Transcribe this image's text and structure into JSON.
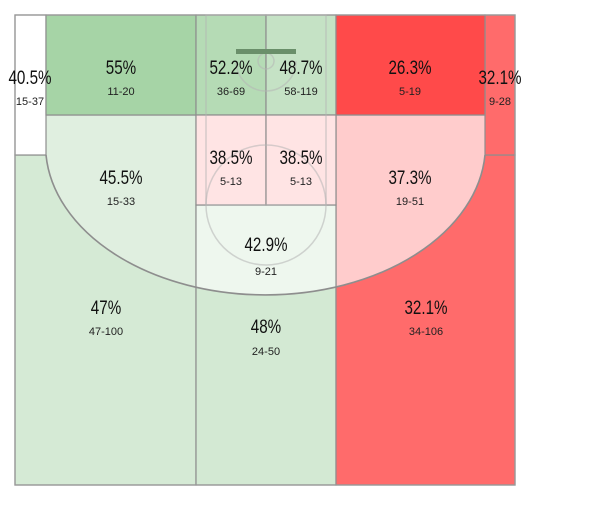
{
  "chart_data": {
    "type": "heatmap",
    "title": "",
    "zones": [
      {
        "id": "left-corner-three",
        "pct": "40.5%",
        "made": 15,
        "attempts": 37,
        "label": "15-37",
        "color": "#ffffff"
      },
      {
        "id": "right-corner-three",
        "pct": "32.1%",
        "made": 9,
        "attempts": 28,
        "label": "9-28",
        "color": "#ff6b6b"
      },
      {
        "id": "left-baseline-mid",
        "pct": "55%",
        "made": 11,
        "attempts": 20,
        "label": "11-20",
        "color": "#a6d4a6"
      },
      {
        "id": "paint-left",
        "pct": "52.2%",
        "made": 36,
        "attempts": 69,
        "label": "36-69",
        "color": "#b5dbb5"
      },
      {
        "id": "paint-right",
        "pct": "48.7%",
        "made": 58,
        "attempts": 119,
        "label": "58-119",
        "color": "#c5e2c5"
      },
      {
        "id": "right-baseline-mid",
        "pct": "26.3%",
        "made": 5,
        "attempts": 19,
        "label": "5-19",
        "color": "#ff4a4a"
      },
      {
        "id": "left-wing-mid",
        "pct": "45.5%",
        "made": 15,
        "attempts": 33,
        "label": "15-33",
        "color": "#e0efe0"
      },
      {
        "id": "lane-left",
        "pct": "38.5%",
        "made": 5,
        "attempts": 13,
        "label": "5-13",
        "color": "#ffe4e4"
      },
      {
        "id": "lane-right",
        "pct": "38.5%",
        "made": 5,
        "attempts": 13,
        "label": "5-13",
        "color": "#ffe4e4"
      },
      {
        "id": "right-wing-mid",
        "pct": "37.3%",
        "made": 19,
        "attempts": 51,
        "label": "19-51",
        "color": "#ffcccc"
      },
      {
        "id": "top-key-mid",
        "pct": "42.9%",
        "made": 9,
        "attempts": 21,
        "label": "9-21",
        "color": "#eef7ee"
      },
      {
        "id": "left-wing-three",
        "pct": "47%",
        "made": 47,
        "attempts": 100,
        "label": "47-100",
        "color": "#d5ead5"
      },
      {
        "id": "top-three",
        "pct": "48%",
        "made": 24,
        "attempts": 50,
        "label": "24-50",
        "color": "#d3e9d3"
      },
      {
        "id": "right-wing-three",
        "pct": "32.1%",
        "made": 34,
        "attempts": 106,
        "label": "34-106",
        "color": "#ff6b6b"
      }
    ]
  }
}
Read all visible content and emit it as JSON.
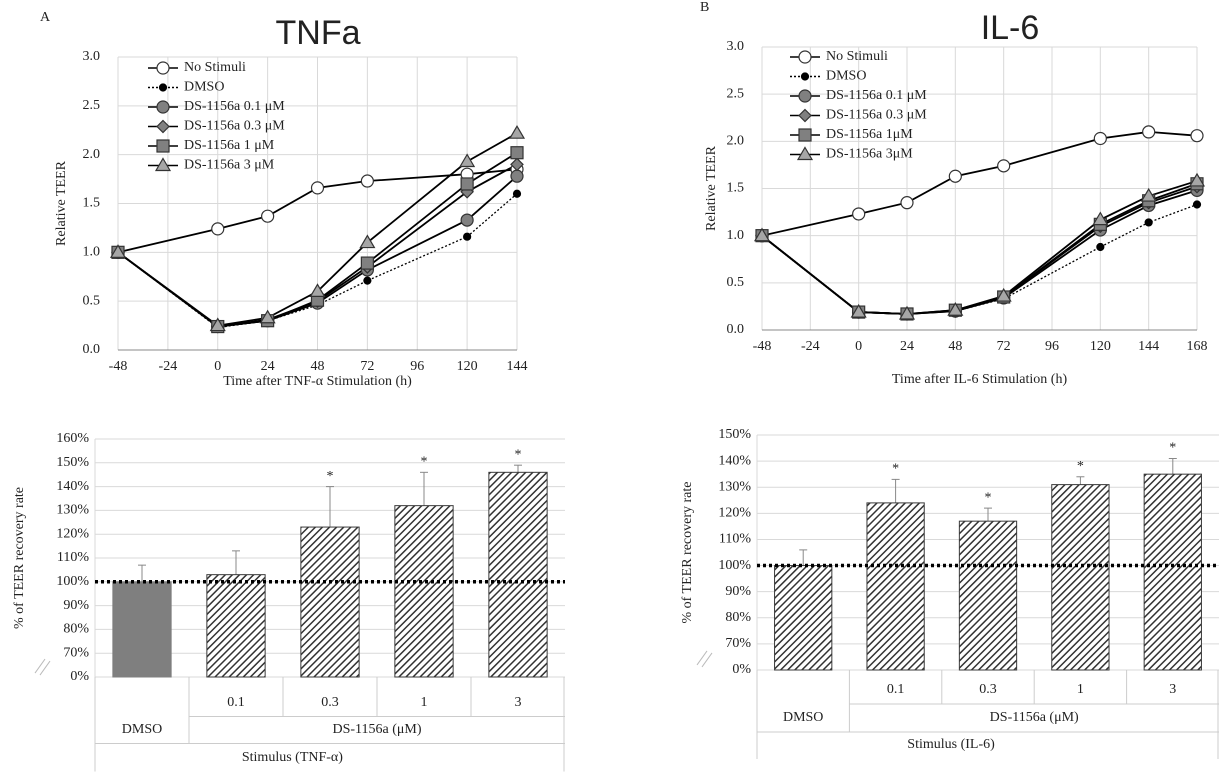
{
  "chart_data": [
    {
      "type": "line",
      "panel": "A",
      "title": "TNFa",
      "x_label": "Time after TNF-α Stimulation (h)",
      "y_label": "Relative TEER",
      "x": [
        -48,
        0,
        24,
        48,
        72,
        120,
        144
      ],
      "xlim": [
        -48,
        144
      ],
      "xticks": [
        -48,
        -24,
        0,
        24,
        48,
        72,
        96,
        120,
        144
      ],
      "ylim": [
        0,
        3
      ],
      "yticks": [
        {
          "value": 0,
          "label": "0.0"
        },
        0.5,
        {
          "value": 1,
          "label": "1.0"
        },
        1.5,
        {
          "value": 2,
          "label": "2.0"
        },
        2.5,
        {
          "value": 3,
          "label": "3.0"
        }
      ],
      "grid": true,
      "legend": "upper left",
      "series": [
        {
          "name": "No Stimuli",
          "color": "#ffffff",
          "marker": "circle",
          "dash": "solid",
          "values": [
            1.0,
            1.24,
            1.37,
            1.66,
            1.73,
            1.8,
            1.85
          ]
        },
        {
          "name": "DMSO",
          "color": "#000000",
          "marker": "dot",
          "dash": "dotted",
          "values": [
            1.0,
            0.23,
            0.3,
            0.46,
            0.71,
            1.16,
            1.6
          ]
        },
        {
          "name": "DS-1156a 0.1 μM",
          "color": "#808080",
          "marker": "circle",
          "dash": "solid",
          "values": [
            1.0,
            0.24,
            0.3,
            0.48,
            0.82,
            1.33,
            1.78
          ]
        },
        {
          "name": "DS-1156a 0.3 μM",
          "color": "#808080",
          "marker": "diamond",
          "dash": "solid",
          "values": [
            1.0,
            0.24,
            0.31,
            0.5,
            0.85,
            1.62,
            1.9
          ]
        },
        {
          "name": "DS-1156a 1 μM",
          "color": "#808080",
          "marker": "square",
          "dash": "solid",
          "values": [
            1.0,
            0.24,
            0.3,
            0.51,
            0.89,
            1.7,
            2.02
          ]
        },
        {
          "name": "DS-1156a 3 μM",
          "color": "#a6a6a6",
          "marker": "triangle",
          "dash": "solid",
          "values": [
            1.0,
            0.25,
            0.33,
            0.6,
            1.1,
            1.93,
            2.22
          ]
        }
      ]
    },
    {
      "type": "line",
      "panel": "B",
      "title": "IL-6",
      "x_label": "Time after IL-6 Stimulation (h)",
      "y_label": "Relative TEER",
      "x": [
        -48,
        0,
        24,
        48,
        72,
        120,
        144,
        168
      ],
      "xlim": [
        -48,
        168
      ],
      "xticks": [
        -48,
        -24,
        0,
        24,
        48,
        72,
        96,
        120,
        144,
        168
      ],
      "ylim": [
        0,
        3
      ],
      "yticks": [
        {
          "value": 0,
          "label": "0.0"
        },
        0.5,
        {
          "value": 1,
          "label": "1.0"
        },
        1.5,
        {
          "value": 2,
          "label": "2.0"
        },
        2.5,
        {
          "value": 3,
          "label": "3.0"
        }
      ],
      "grid": true,
      "legend": "upper left",
      "series": [
        {
          "name": "No Stimuli",
          "color": "#ffffff",
          "marker": "circle",
          "dash": "solid",
          "values": [
            1.0,
            1.23,
            1.35,
            1.63,
            1.74,
            2.03,
            2.1,
            2.06
          ]
        },
        {
          "name": "DMSO",
          "color": "#000000",
          "marker": "dot",
          "dash": "dotted",
          "values": [
            1.0,
            0.19,
            0.17,
            0.2,
            0.33,
            0.88,
            1.14,
            1.33
          ]
        },
        {
          "name": "DS-1156a 0.1 μM",
          "color": "#808080",
          "marker": "circle",
          "dash": "solid",
          "values": [
            1.0,
            0.19,
            0.17,
            0.2,
            0.34,
            1.06,
            1.32,
            1.48
          ]
        },
        {
          "name": "DS-1156a 0.3 μM",
          "color": "#808080",
          "marker": "diamond",
          "dash": "solid",
          "values": [
            1.0,
            0.19,
            0.17,
            0.2,
            0.35,
            1.1,
            1.35,
            1.52
          ]
        },
        {
          "name": "DS-1156a 1μM",
          "color": "#808080",
          "marker": "square",
          "dash": "solid",
          "values": [
            1.0,
            0.19,
            0.17,
            0.21,
            0.35,
            1.12,
            1.37,
            1.55
          ]
        },
        {
          "name": "DS-1156a 3μM",
          "color": "#a6a6a6",
          "marker": "triangle",
          "dash": "solid",
          "values": [
            1.0,
            0.19,
            0.17,
            0.21,
            0.36,
            1.17,
            1.42,
            1.58
          ]
        }
      ]
    },
    {
      "type": "bar",
      "y_label": "% of TEER  recovery rate",
      "categories": [
        "DMSO",
        "0.1",
        "0.3",
        "1",
        "3"
      ],
      "x_group_label": "DS-1156a (μM)",
      "x_label": "Stimulus (TNF-α)",
      "values": [
        100,
        103,
        123,
        132,
        146
      ],
      "errors": [
        7,
        10,
        17,
        14,
        3
      ],
      "annotations": [
        null,
        null,
        "*",
        "*",
        "*"
      ],
      "colors": [
        "#7f7f7f",
        "#3a3a3a",
        "#3a3a3a",
        "#3a3a3a",
        "#3a3a3a"
      ],
      "hatch": [
        false,
        true,
        true,
        true,
        true
      ],
      "reference_line": 100,
      "axis_break": true,
      "grid": true,
      "ylim": [
        60,
        160
      ],
      "yticks": [
        {
          "value": 0,
          "label": "0%"
        },
        {
          "value": 70,
          "label": "70%"
        },
        {
          "value": 80,
          "label": "80%"
        },
        {
          "value": 90,
          "label": "90%"
        },
        {
          "value": 100,
          "label": "100%"
        },
        {
          "value": 110,
          "label": "110%"
        },
        {
          "value": 120,
          "label": "120%"
        },
        {
          "value": 130,
          "label": "130%"
        },
        {
          "value": 140,
          "label": "140%"
        },
        {
          "value": 150,
          "label": "150%"
        },
        {
          "value": 160,
          "label": "160%"
        }
      ]
    },
    {
      "type": "bar",
      "y_label": "% of TEER  recovery rate",
      "categories": [
        "DMSO",
        "0.1",
        "0.3",
        "1",
        "3"
      ],
      "x_group_label": "DS-1156a (μM)",
      "x_label": "Stimulus (IL-6)",
      "values": [
        100,
        124,
        117,
        131,
        135
      ],
      "errors": [
        6,
        9,
        5,
        3,
        6
      ],
      "annotations": [
        null,
        "*",
        "*",
        "*",
        "*"
      ],
      "colors": [
        "#3a3a3a",
        "#3a3a3a",
        "#3a3a3a",
        "#3a3a3a",
        "#3a3a3a"
      ],
      "hatch": [
        true,
        true,
        true,
        true,
        true
      ],
      "reference_line": 100,
      "axis_break": true,
      "grid": true,
      "ylim": [
        60,
        150
      ],
      "yticks": [
        {
          "value": 0,
          "label": "0%"
        },
        {
          "value": 70,
          "label": "70%"
        },
        {
          "value": 80,
          "label": "80%"
        },
        {
          "value": 90,
          "label": "90%"
        },
        {
          "value": 100,
          "label": "100%"
        },
        {
          "value": 110,
          "label": "110%"
        },
        {
          "value": 120,
          "label": "120%"
        },
        {
          "value": 130,
          "label": "130%"
        },
        {
          "value": 140,
          "label": "140%"
        },
        {
          "value": 150,
          "label": "150%"
        }
      ]
    }
  ]
}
- - - - - - -
Problem to solve → Which lines hold the word "corner"? Copy all of them.

Expected output →
        "id": "left-corner-three",
        "id": "right-corner-three",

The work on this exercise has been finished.